Written instruction:
Provide only the number of lines in the data below that contain the word "name".

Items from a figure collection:
"""
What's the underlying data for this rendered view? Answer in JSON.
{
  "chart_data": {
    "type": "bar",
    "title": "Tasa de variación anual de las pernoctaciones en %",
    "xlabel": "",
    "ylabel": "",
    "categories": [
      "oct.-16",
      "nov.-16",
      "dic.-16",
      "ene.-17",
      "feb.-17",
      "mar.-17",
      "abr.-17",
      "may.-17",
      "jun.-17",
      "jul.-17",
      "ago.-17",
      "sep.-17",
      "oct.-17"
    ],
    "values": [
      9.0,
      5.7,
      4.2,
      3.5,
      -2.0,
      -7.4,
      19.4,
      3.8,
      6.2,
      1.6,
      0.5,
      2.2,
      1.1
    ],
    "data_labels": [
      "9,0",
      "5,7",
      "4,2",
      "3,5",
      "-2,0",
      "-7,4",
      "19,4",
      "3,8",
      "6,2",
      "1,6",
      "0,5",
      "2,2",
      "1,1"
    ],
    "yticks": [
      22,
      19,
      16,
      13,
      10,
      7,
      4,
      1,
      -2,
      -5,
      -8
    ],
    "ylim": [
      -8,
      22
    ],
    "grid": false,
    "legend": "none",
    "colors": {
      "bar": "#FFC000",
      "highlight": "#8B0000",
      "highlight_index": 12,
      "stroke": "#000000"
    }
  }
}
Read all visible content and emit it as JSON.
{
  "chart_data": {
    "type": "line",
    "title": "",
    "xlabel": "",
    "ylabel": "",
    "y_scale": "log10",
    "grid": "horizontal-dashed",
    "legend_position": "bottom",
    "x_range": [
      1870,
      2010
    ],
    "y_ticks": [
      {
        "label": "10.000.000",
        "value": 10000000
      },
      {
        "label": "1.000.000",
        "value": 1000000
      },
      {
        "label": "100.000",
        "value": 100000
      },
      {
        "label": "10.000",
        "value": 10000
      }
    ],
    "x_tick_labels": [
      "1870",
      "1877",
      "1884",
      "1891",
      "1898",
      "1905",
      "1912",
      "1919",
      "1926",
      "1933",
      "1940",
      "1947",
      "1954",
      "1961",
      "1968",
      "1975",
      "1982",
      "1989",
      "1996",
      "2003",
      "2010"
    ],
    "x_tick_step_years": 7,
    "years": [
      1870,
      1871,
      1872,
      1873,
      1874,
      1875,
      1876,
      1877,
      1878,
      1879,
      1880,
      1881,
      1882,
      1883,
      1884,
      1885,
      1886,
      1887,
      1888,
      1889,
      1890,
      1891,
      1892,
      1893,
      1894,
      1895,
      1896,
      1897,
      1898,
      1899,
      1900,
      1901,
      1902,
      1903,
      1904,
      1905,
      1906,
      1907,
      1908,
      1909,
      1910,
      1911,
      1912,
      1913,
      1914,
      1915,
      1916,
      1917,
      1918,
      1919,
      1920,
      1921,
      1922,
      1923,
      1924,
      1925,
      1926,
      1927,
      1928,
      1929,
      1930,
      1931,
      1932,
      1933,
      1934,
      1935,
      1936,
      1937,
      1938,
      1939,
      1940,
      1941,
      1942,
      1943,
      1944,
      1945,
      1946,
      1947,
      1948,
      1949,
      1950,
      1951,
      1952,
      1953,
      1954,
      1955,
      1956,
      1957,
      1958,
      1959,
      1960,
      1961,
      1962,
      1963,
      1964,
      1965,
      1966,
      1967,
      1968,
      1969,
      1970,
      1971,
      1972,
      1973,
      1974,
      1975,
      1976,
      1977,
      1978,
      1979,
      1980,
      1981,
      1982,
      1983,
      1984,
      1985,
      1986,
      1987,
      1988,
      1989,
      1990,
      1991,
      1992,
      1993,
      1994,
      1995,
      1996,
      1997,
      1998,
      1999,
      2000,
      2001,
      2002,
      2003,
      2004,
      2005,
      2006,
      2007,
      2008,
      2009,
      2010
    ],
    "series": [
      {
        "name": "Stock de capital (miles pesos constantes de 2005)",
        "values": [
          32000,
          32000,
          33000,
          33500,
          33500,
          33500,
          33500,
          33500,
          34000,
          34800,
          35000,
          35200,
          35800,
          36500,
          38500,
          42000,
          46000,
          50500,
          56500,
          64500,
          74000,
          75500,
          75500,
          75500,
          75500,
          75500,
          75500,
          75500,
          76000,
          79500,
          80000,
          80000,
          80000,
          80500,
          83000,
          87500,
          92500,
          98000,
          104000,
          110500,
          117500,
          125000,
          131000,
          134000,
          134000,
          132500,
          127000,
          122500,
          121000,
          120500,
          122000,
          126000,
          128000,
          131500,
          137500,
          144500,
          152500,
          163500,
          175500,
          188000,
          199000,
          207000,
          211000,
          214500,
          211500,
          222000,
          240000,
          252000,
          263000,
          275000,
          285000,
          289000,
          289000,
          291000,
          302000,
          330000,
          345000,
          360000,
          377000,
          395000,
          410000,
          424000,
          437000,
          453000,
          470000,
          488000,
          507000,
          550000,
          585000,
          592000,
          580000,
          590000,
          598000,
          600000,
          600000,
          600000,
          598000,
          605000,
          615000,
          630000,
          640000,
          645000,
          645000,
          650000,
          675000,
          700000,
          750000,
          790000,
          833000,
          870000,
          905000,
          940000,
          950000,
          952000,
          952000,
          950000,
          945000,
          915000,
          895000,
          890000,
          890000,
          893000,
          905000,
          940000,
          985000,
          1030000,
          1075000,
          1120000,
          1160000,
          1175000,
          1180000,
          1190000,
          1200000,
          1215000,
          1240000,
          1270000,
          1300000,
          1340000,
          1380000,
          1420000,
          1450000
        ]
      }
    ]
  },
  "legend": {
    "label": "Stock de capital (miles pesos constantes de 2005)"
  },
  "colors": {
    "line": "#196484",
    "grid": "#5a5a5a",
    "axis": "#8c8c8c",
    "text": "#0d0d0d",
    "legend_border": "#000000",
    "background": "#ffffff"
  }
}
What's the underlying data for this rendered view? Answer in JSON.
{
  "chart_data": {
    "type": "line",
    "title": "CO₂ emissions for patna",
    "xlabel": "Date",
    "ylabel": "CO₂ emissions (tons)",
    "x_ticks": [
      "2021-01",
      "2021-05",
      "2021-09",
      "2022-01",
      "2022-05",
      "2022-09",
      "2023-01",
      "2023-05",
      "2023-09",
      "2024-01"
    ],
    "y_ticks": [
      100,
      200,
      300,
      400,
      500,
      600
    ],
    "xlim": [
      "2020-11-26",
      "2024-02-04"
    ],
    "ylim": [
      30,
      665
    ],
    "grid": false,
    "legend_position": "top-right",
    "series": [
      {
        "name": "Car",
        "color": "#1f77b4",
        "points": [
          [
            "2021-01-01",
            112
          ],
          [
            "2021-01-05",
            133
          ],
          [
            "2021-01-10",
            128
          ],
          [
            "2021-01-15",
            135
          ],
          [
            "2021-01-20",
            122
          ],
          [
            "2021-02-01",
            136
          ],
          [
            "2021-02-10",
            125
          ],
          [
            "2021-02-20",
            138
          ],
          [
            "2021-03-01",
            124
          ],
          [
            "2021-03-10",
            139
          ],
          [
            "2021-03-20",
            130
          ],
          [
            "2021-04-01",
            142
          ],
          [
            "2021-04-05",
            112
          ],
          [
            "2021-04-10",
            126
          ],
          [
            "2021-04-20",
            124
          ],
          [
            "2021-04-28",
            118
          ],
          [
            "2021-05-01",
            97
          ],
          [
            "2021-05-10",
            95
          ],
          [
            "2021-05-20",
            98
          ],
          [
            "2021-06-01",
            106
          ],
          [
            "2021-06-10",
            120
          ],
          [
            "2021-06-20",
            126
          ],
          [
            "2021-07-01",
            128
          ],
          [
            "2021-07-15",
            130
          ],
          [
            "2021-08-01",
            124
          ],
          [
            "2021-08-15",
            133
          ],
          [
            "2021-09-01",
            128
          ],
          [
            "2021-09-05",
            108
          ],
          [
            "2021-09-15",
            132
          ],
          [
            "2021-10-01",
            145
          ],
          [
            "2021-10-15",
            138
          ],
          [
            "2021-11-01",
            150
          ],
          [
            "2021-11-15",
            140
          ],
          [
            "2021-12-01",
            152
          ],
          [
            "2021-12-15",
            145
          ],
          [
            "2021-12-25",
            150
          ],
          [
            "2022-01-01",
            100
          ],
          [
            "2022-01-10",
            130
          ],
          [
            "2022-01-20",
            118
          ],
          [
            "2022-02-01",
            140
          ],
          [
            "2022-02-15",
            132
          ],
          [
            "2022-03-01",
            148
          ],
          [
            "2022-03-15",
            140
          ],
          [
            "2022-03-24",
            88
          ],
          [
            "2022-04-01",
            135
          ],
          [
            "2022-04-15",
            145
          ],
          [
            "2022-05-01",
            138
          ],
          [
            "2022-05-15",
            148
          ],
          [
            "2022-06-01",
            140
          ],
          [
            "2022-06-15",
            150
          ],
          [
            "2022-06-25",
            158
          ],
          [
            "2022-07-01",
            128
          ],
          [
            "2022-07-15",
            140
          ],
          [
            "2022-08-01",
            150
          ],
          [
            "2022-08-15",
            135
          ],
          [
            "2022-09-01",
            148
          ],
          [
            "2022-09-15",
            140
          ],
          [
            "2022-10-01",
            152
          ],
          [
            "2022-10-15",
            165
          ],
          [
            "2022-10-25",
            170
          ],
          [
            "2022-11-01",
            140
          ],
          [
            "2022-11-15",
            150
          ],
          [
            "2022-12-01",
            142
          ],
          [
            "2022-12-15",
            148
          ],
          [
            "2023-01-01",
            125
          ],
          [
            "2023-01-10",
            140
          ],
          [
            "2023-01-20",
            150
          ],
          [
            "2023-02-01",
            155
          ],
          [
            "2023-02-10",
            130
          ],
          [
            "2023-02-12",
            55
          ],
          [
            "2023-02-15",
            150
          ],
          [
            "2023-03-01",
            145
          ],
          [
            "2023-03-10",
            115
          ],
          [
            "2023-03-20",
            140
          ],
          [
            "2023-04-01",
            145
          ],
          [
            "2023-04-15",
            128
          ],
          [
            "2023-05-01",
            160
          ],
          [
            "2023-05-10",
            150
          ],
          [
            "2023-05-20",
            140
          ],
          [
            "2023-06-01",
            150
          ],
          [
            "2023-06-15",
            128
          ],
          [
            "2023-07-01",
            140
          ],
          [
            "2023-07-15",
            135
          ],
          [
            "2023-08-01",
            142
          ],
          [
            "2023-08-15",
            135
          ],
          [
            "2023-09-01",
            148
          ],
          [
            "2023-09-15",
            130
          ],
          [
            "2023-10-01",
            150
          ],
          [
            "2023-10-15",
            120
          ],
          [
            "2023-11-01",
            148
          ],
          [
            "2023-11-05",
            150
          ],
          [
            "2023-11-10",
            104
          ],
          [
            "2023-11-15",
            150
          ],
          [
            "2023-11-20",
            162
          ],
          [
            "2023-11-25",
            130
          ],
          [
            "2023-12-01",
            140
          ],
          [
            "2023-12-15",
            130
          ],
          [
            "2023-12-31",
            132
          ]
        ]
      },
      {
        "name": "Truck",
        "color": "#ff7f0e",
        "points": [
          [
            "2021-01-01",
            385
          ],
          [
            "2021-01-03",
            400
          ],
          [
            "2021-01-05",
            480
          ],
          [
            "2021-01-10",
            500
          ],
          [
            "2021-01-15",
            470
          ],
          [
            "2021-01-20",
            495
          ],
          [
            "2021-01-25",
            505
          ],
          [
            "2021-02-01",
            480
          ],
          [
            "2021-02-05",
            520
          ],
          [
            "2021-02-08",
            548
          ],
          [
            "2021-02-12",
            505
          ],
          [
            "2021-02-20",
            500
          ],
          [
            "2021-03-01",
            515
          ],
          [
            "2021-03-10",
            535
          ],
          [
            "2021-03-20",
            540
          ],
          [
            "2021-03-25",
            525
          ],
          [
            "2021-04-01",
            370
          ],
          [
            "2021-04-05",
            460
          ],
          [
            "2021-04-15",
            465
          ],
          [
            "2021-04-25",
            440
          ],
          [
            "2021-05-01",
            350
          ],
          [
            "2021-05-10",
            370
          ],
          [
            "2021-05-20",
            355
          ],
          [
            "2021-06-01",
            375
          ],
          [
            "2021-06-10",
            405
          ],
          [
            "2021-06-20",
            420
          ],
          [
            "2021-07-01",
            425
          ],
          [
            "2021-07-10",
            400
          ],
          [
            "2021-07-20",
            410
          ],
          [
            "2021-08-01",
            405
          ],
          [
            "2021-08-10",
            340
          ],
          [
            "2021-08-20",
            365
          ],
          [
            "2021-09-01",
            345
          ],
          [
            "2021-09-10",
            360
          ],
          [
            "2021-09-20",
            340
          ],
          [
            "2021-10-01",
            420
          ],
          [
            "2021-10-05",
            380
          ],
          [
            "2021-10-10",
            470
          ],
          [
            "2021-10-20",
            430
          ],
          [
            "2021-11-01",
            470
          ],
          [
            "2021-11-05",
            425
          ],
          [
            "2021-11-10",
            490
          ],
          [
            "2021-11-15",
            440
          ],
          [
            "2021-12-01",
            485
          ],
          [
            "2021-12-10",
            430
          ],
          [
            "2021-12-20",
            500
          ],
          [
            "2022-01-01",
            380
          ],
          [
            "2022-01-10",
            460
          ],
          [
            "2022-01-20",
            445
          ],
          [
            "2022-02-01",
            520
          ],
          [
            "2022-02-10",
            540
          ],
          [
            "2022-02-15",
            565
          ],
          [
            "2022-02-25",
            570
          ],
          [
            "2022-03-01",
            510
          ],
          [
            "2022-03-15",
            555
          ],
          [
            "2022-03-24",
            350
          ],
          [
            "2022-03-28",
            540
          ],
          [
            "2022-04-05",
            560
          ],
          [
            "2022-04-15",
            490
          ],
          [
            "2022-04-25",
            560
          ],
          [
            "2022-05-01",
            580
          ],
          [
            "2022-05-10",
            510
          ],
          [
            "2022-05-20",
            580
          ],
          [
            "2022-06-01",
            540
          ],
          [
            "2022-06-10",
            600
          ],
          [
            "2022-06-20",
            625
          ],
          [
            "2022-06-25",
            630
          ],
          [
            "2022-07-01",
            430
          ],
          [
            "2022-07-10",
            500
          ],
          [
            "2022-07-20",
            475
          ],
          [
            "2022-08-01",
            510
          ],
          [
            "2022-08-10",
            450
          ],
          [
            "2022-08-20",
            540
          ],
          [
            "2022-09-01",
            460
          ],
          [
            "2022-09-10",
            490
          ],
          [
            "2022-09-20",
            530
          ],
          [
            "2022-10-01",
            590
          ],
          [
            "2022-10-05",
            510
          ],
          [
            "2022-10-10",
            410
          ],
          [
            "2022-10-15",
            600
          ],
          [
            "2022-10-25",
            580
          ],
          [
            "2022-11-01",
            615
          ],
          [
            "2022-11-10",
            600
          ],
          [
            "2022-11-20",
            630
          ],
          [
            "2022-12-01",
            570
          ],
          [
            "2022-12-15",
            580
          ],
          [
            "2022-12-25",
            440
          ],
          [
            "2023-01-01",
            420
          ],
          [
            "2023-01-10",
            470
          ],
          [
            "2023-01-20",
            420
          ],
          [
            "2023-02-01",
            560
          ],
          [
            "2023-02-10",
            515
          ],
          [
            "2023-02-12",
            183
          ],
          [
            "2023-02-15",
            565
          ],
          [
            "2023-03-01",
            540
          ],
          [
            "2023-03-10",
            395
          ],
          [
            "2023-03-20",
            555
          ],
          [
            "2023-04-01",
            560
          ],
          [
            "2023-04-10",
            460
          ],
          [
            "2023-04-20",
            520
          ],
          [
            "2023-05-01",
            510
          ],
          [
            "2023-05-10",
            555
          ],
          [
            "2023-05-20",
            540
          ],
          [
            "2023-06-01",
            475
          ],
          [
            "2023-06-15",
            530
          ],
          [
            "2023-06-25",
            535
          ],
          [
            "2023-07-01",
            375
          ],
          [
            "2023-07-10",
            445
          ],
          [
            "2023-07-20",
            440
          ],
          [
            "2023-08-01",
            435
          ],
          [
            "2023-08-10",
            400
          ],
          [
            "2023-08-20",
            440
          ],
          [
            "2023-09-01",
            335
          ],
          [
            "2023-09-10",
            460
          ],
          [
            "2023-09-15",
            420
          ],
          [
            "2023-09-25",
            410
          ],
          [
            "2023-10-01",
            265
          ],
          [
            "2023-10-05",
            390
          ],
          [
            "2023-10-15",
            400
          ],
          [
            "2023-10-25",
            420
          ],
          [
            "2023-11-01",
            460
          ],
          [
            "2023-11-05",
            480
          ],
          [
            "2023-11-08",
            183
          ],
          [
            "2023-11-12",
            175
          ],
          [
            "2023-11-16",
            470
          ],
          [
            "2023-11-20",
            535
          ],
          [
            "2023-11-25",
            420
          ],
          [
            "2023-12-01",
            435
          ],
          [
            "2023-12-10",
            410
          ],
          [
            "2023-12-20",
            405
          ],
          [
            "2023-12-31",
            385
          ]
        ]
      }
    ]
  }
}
"""
Expected output:
3